Figure data in JSON
..........
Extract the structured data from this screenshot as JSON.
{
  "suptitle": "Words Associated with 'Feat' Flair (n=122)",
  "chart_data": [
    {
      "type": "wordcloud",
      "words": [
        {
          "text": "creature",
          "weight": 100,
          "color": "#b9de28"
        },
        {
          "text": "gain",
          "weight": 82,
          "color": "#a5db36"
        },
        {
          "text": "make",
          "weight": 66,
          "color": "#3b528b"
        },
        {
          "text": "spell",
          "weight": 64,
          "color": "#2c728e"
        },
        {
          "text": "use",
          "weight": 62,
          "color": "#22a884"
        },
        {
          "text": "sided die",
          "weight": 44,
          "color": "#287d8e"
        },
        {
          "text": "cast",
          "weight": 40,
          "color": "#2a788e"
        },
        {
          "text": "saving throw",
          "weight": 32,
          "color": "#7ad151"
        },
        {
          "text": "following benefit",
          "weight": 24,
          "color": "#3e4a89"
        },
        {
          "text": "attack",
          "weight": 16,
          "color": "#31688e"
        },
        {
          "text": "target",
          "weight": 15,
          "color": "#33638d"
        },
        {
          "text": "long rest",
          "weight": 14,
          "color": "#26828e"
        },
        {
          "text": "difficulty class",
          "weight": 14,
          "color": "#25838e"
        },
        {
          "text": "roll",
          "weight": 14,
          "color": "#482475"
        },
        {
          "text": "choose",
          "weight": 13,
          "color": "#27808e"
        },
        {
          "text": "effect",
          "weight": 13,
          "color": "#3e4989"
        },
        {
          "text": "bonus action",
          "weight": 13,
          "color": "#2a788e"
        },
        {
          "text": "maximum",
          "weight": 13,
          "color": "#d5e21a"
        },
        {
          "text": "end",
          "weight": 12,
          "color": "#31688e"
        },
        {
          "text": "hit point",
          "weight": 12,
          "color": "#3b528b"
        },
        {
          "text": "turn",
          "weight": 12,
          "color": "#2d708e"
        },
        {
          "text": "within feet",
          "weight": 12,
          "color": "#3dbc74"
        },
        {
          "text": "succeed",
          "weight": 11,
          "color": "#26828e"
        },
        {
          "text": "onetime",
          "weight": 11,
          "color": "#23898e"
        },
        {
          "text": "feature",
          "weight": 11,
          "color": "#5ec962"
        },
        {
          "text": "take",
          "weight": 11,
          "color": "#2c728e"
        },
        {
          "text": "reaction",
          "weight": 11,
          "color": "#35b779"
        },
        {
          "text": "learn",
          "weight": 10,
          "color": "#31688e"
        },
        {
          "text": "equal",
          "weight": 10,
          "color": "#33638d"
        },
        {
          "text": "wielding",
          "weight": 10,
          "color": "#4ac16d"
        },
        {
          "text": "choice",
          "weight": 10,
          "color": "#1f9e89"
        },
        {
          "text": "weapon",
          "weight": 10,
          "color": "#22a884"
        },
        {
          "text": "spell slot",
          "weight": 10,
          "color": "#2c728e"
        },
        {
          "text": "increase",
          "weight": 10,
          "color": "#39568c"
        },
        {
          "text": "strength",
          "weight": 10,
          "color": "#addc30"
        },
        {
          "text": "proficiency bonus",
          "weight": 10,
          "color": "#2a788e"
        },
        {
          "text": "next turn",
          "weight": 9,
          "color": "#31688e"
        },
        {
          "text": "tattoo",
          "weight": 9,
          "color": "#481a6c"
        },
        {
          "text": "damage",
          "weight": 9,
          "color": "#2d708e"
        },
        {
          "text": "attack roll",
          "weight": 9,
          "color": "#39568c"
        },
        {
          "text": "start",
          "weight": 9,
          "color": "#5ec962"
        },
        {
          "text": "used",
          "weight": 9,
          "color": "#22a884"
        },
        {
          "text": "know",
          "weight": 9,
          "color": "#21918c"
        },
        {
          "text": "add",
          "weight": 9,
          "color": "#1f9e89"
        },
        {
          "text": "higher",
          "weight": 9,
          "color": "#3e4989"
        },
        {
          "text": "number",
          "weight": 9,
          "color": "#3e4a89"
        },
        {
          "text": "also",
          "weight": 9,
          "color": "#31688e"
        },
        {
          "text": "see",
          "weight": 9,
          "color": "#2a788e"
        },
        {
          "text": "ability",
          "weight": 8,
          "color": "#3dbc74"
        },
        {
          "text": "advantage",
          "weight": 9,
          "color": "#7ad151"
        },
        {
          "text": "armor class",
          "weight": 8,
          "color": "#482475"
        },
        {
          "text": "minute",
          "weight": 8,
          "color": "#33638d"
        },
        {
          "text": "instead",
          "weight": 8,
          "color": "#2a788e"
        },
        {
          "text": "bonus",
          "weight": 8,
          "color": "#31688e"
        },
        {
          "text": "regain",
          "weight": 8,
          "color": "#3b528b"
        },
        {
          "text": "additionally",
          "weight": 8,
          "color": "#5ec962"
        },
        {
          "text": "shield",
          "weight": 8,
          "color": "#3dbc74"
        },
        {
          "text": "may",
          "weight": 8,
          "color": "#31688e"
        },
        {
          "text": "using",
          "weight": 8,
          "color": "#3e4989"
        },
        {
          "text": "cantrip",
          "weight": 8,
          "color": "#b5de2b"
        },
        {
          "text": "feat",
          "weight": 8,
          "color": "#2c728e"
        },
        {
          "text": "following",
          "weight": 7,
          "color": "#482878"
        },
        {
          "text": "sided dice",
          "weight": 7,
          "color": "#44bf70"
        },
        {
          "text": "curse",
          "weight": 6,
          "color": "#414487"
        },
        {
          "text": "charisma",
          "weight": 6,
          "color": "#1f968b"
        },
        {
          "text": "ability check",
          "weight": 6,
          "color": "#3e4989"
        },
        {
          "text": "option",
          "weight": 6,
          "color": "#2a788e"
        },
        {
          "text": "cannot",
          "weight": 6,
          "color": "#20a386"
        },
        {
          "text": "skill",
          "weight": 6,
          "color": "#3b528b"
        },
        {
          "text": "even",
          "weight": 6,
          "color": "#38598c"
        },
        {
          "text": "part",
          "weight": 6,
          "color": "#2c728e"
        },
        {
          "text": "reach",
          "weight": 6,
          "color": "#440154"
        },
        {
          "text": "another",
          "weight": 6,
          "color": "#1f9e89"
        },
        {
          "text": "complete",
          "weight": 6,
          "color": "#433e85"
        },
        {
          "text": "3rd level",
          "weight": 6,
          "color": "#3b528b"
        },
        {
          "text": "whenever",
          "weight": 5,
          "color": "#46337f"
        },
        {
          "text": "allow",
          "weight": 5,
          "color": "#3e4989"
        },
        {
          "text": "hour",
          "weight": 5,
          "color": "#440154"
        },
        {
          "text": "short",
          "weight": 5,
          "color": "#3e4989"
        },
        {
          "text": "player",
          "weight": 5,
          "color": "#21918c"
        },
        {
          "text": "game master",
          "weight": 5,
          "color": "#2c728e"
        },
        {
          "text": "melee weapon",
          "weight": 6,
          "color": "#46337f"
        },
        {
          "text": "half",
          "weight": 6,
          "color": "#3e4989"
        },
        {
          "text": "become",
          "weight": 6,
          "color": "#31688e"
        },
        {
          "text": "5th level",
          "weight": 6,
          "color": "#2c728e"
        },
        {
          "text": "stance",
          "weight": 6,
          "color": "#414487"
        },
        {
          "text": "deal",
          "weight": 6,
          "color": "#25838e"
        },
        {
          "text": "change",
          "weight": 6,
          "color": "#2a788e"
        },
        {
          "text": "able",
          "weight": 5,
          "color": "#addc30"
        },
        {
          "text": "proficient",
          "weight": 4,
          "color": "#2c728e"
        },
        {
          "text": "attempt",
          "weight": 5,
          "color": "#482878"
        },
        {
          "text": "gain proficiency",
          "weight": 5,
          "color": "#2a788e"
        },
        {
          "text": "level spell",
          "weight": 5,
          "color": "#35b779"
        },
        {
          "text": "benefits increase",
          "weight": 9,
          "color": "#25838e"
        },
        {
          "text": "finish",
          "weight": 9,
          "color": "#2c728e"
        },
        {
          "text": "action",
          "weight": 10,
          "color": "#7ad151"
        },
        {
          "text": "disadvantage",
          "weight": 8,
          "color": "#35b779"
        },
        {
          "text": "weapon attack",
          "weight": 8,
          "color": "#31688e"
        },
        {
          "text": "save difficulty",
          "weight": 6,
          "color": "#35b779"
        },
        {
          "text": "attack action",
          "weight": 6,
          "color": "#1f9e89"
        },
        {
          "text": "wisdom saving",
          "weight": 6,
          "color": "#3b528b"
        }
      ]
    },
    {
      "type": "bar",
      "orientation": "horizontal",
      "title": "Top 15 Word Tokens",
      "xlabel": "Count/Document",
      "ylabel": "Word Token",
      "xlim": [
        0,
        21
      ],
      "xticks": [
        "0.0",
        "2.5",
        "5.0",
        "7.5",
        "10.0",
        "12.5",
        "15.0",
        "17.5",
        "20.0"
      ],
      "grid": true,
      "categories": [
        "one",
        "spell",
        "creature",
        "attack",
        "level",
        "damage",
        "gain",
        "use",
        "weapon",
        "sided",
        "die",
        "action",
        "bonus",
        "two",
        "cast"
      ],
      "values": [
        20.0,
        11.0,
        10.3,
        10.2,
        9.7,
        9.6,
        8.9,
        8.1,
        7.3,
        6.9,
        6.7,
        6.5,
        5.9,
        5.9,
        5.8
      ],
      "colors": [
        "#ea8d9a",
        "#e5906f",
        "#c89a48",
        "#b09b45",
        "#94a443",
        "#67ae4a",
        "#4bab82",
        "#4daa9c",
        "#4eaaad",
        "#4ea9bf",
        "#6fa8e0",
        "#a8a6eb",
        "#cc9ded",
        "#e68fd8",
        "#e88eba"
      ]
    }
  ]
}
..........
§ **BRIEF**:
Select all lines in the listing above where the word "bonus" appears, and show them.

§ **CORRECT RESPONSE**:
          "text": "bonus action",
          "text": "proficiency bonus",
          "text": "bonus",
        "bonus",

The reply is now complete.